[Entries taken from a collection]

▼▼▼

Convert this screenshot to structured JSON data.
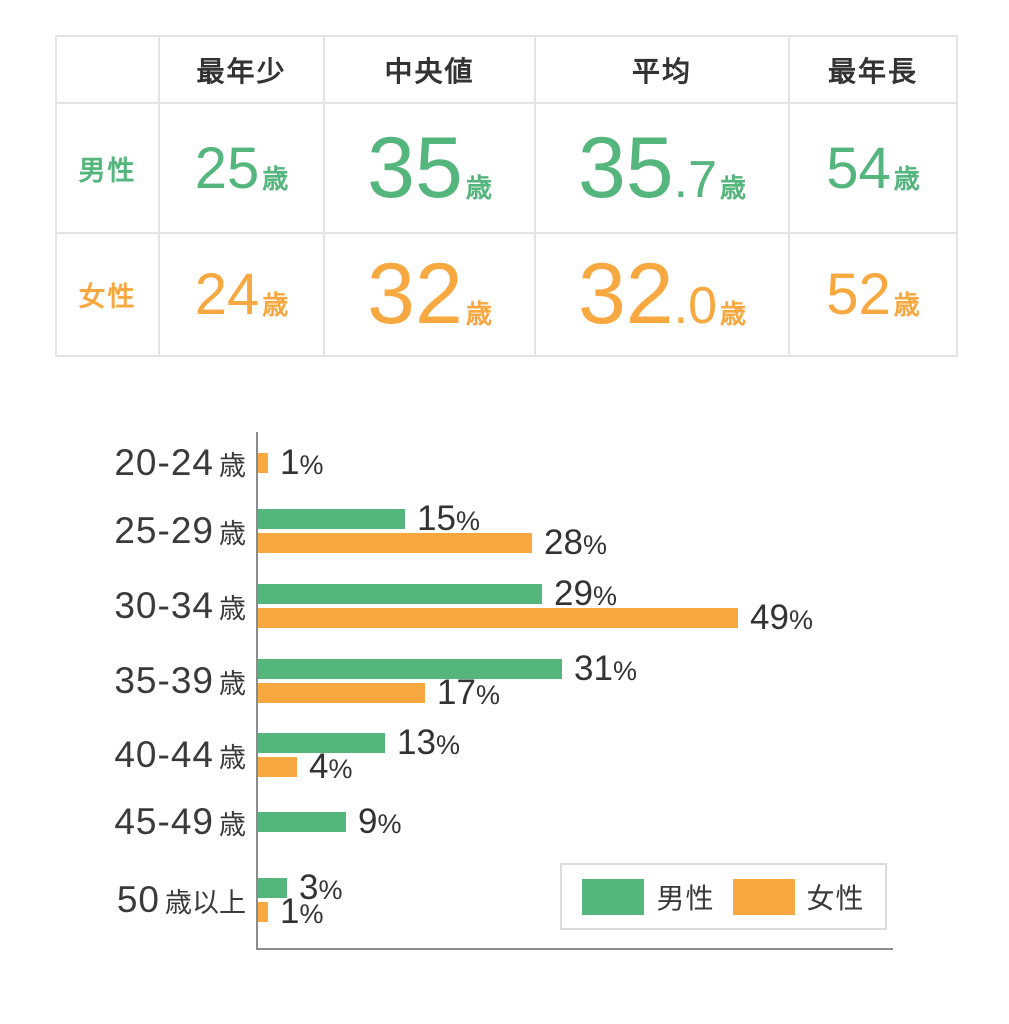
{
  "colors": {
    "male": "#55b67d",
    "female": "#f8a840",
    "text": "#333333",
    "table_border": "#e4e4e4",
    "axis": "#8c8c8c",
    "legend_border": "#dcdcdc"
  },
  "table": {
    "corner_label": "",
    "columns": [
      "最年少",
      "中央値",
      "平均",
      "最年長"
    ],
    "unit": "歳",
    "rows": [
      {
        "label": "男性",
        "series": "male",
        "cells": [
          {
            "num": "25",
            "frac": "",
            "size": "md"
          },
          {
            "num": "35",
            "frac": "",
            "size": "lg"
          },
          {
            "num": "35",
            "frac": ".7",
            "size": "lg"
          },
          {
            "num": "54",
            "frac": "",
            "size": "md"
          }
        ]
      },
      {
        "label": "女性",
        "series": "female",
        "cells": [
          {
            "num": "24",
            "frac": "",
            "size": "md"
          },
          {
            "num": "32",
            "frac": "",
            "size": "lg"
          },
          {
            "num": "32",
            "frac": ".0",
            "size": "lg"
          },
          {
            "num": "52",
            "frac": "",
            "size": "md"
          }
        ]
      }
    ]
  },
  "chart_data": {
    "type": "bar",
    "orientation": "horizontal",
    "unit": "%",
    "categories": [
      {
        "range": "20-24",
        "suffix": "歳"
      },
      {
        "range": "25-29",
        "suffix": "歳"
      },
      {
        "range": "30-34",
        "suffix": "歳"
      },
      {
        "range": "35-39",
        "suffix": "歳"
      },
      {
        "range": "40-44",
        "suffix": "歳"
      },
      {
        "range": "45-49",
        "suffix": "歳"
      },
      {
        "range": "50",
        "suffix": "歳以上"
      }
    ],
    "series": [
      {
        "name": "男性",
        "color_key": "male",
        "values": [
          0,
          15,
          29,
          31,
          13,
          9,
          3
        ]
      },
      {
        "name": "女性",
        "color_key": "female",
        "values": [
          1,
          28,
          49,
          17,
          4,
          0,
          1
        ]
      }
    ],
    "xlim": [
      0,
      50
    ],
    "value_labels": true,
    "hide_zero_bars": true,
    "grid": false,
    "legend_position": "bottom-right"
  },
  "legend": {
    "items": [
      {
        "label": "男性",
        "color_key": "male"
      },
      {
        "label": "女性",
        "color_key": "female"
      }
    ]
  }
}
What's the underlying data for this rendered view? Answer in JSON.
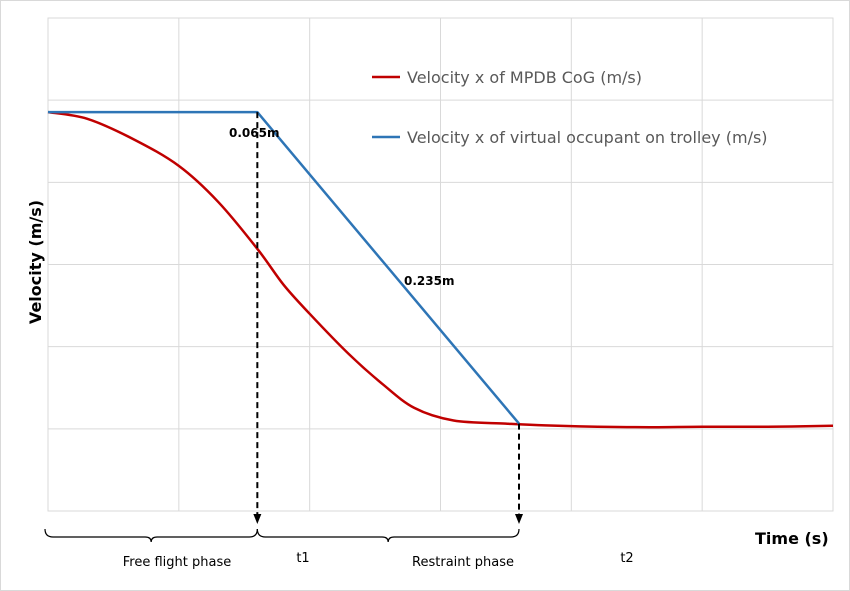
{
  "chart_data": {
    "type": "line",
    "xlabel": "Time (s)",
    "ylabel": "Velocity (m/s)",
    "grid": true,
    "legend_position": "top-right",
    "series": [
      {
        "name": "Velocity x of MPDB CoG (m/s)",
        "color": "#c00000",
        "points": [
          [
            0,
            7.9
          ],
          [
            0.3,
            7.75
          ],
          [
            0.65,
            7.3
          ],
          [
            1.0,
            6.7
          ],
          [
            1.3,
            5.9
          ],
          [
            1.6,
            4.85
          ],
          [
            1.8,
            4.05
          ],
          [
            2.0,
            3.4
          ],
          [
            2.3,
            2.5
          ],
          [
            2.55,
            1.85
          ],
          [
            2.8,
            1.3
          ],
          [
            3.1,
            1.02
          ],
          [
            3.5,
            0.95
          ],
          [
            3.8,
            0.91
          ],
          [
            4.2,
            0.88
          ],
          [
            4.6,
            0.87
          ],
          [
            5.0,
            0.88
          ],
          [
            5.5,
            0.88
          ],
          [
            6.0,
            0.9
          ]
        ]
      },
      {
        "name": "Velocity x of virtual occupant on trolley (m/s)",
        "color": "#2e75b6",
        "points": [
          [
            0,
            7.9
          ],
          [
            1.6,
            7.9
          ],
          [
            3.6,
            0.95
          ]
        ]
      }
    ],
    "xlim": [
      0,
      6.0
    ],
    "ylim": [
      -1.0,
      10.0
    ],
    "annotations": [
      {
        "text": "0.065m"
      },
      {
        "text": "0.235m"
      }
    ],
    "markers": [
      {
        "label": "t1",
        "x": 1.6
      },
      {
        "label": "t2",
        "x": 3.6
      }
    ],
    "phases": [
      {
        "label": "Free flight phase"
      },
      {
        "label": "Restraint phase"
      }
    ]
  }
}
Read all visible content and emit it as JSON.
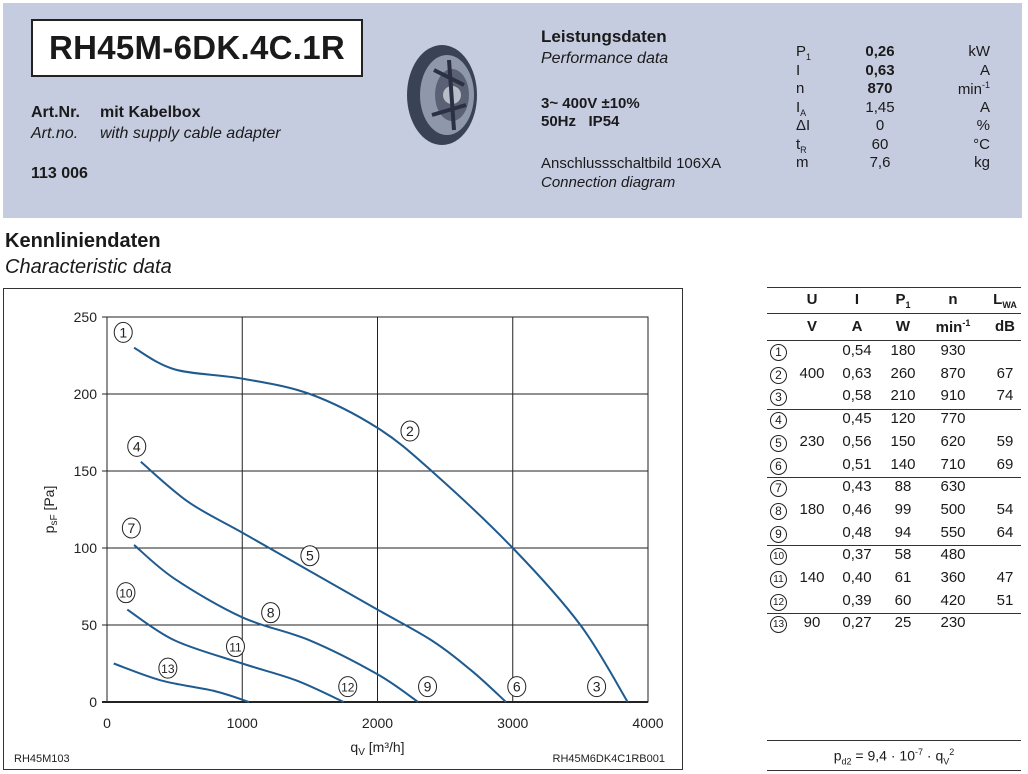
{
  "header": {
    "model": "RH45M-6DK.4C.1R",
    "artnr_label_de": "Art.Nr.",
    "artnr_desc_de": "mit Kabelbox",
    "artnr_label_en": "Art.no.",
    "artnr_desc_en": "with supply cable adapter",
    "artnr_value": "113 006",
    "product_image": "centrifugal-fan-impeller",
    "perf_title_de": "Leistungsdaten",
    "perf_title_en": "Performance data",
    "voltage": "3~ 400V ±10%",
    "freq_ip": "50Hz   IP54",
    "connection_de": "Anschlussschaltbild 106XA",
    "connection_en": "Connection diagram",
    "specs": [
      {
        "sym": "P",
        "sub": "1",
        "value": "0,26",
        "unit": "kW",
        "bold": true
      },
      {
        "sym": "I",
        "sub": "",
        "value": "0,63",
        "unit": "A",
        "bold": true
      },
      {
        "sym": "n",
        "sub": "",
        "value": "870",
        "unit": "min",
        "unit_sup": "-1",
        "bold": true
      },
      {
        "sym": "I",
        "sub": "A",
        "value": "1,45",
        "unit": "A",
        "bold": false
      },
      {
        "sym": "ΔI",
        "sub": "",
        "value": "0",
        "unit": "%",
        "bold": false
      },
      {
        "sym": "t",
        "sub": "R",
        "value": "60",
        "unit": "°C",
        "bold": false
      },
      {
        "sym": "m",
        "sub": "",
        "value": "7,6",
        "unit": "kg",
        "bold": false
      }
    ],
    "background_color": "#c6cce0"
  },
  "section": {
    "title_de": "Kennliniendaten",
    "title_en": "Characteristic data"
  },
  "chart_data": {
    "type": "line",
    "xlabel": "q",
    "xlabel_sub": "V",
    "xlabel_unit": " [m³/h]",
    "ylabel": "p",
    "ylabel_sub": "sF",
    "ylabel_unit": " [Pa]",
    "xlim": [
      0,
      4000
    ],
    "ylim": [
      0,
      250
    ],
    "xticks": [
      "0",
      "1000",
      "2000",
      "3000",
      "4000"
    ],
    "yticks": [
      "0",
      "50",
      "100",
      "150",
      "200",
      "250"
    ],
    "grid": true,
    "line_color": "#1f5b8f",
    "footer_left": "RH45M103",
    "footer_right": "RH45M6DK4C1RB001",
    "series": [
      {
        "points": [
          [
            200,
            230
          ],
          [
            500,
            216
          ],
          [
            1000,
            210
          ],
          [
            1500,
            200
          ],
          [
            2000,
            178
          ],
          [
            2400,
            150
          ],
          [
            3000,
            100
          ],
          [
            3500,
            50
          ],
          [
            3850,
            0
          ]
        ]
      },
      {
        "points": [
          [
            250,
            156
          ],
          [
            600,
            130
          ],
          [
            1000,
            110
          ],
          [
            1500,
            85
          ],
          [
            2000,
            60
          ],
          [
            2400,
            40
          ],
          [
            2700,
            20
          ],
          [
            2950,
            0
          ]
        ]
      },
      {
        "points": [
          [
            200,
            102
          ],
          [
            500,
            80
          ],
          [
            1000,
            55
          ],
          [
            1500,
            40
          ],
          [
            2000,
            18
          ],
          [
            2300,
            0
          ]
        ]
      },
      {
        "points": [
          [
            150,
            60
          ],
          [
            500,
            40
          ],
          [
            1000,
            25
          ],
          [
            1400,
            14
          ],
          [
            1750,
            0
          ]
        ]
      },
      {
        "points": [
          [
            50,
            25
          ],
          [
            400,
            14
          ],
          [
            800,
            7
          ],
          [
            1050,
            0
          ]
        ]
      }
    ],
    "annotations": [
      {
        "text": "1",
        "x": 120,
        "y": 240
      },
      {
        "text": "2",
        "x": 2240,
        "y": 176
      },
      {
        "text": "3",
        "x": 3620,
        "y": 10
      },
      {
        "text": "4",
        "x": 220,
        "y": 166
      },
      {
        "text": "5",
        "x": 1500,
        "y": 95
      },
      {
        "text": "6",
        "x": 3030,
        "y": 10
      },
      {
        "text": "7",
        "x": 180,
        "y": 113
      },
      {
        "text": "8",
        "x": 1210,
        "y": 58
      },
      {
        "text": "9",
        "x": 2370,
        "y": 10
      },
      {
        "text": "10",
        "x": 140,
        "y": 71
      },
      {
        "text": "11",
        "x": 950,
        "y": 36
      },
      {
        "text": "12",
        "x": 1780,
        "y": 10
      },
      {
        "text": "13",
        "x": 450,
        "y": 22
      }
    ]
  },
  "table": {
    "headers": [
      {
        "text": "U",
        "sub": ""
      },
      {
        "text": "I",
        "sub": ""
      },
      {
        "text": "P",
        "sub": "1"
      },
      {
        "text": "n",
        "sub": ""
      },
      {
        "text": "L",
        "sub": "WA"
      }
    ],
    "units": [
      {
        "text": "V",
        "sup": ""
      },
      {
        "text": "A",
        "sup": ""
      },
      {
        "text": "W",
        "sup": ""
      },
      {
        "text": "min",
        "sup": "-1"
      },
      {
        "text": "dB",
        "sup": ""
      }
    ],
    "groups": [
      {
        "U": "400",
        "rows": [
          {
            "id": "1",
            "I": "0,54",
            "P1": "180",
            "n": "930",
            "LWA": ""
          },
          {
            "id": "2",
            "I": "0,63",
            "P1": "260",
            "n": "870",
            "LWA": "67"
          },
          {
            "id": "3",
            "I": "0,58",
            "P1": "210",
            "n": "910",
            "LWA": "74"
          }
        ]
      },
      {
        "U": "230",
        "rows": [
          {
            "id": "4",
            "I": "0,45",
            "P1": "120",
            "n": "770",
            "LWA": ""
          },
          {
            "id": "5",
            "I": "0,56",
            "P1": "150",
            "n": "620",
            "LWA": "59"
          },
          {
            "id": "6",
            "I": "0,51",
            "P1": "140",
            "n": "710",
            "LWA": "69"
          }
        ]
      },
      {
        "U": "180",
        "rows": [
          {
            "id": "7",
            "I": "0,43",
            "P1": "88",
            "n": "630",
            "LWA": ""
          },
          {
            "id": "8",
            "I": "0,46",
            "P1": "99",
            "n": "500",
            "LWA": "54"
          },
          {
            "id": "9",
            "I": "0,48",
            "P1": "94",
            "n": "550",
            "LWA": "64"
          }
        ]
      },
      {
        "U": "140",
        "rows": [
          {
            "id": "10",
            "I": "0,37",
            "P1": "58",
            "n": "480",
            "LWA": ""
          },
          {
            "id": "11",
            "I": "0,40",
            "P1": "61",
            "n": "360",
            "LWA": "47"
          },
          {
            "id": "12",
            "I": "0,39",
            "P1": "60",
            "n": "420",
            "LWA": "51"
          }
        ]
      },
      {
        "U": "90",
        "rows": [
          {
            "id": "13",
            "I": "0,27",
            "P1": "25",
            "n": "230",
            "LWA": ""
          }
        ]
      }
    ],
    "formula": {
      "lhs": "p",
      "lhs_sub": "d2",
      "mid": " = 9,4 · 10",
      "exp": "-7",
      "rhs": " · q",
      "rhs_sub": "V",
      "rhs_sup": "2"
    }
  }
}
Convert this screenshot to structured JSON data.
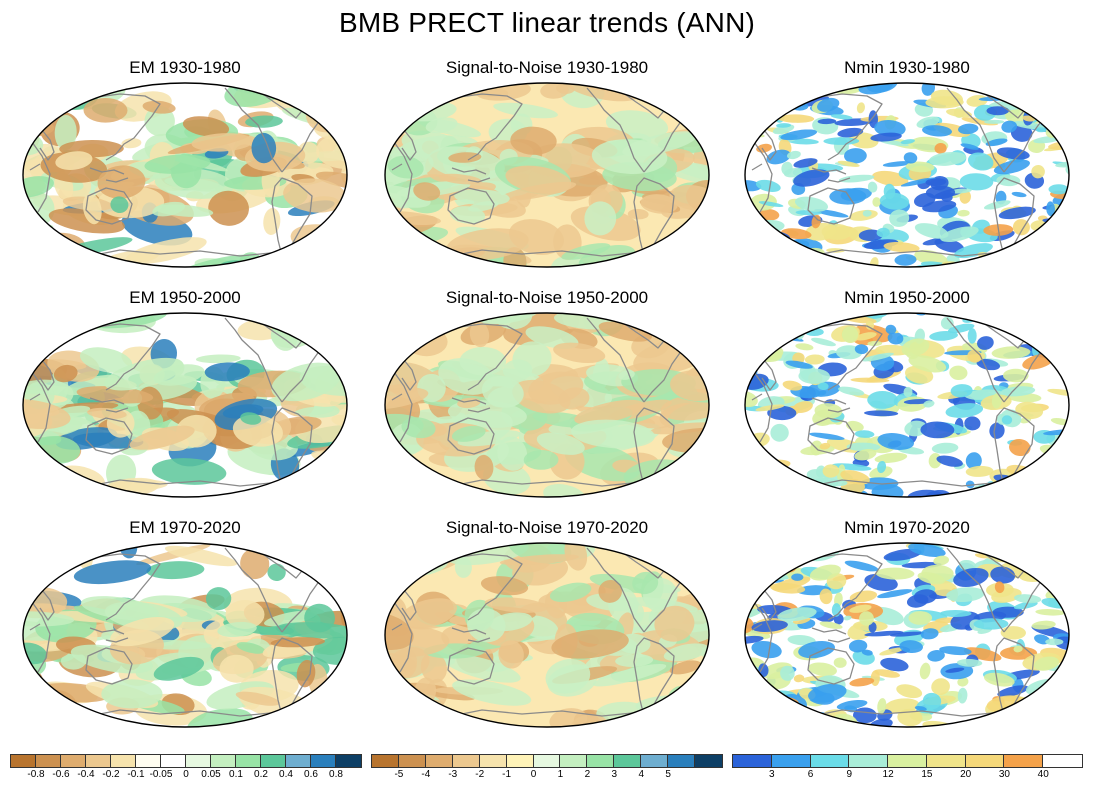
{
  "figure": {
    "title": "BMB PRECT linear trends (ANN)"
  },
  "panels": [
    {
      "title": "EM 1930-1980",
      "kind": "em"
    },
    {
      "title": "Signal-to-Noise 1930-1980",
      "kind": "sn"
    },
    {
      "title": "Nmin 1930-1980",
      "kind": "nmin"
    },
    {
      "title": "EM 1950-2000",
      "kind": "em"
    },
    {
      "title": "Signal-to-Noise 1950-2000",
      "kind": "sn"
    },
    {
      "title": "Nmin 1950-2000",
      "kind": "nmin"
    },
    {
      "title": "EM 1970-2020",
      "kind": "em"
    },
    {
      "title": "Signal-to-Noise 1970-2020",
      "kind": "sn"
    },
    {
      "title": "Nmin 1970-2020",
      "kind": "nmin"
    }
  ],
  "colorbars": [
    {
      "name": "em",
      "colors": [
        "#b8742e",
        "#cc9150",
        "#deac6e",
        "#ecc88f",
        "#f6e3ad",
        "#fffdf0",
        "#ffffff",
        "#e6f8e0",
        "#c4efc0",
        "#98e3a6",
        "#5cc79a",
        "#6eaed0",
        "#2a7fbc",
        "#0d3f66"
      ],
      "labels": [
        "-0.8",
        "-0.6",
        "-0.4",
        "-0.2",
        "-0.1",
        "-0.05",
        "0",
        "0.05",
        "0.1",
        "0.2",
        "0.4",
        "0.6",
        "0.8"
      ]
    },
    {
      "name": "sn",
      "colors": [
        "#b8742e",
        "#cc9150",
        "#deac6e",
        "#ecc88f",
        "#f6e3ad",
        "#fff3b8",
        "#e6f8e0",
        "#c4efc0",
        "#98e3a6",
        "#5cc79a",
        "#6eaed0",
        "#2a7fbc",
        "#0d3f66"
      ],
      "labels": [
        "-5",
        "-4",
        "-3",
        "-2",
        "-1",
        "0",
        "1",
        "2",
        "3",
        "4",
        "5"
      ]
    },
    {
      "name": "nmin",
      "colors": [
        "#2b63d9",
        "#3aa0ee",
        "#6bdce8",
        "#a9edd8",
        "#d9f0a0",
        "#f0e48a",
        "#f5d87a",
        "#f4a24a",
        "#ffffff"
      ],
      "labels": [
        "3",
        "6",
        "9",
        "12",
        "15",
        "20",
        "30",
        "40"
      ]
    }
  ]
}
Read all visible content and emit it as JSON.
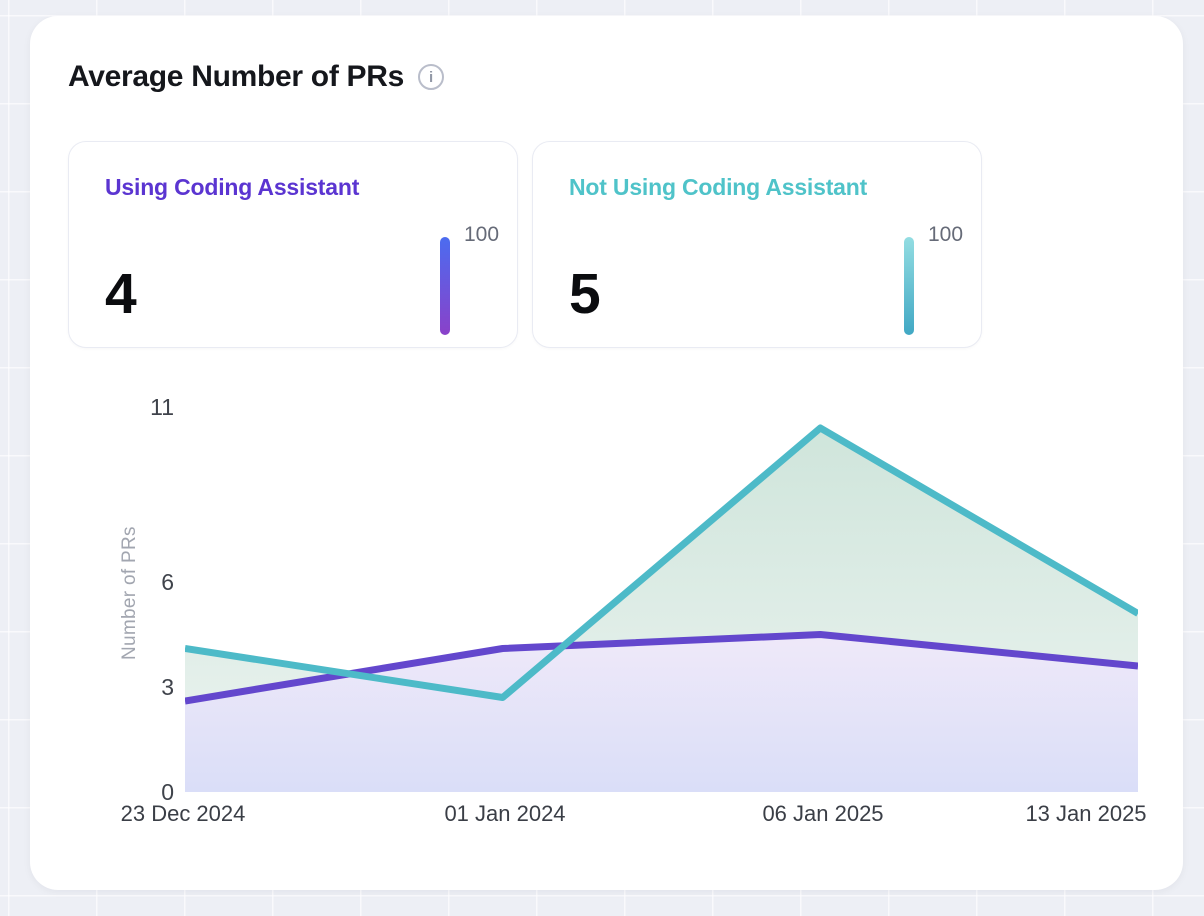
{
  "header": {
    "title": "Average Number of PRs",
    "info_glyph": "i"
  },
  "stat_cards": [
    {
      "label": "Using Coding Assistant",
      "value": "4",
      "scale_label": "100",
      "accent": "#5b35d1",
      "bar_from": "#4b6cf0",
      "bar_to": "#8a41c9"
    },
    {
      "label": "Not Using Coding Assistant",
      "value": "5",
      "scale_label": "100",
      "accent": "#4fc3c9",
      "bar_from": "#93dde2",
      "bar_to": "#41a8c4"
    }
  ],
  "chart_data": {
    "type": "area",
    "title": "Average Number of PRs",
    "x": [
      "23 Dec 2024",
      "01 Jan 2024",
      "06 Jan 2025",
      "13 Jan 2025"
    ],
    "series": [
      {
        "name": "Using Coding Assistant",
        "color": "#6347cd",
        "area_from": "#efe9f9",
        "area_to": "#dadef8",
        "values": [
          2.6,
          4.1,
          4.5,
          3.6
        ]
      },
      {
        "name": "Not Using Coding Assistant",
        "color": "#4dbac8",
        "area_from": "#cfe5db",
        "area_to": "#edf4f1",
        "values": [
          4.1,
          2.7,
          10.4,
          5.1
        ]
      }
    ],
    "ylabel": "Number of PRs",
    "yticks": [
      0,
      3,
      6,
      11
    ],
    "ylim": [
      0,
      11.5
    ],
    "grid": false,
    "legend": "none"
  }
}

▲▲▲

■ THE EXERCISE ■
Select every line in the records above that contains the word "name".

■ SOLUTION BELOW ■
        "name": "男性",
        "name": "女性",
        "name": "Velocity x of MPDB CoG (m/s)",
        "name": "Velocity x of virtual occupant on trolley (m/s)",
      "name": "em",
      "name": "sn",
      "name": "nmin",
        "name": "Using Coding Assistant",
        "name": "Not Using Coding Assistant",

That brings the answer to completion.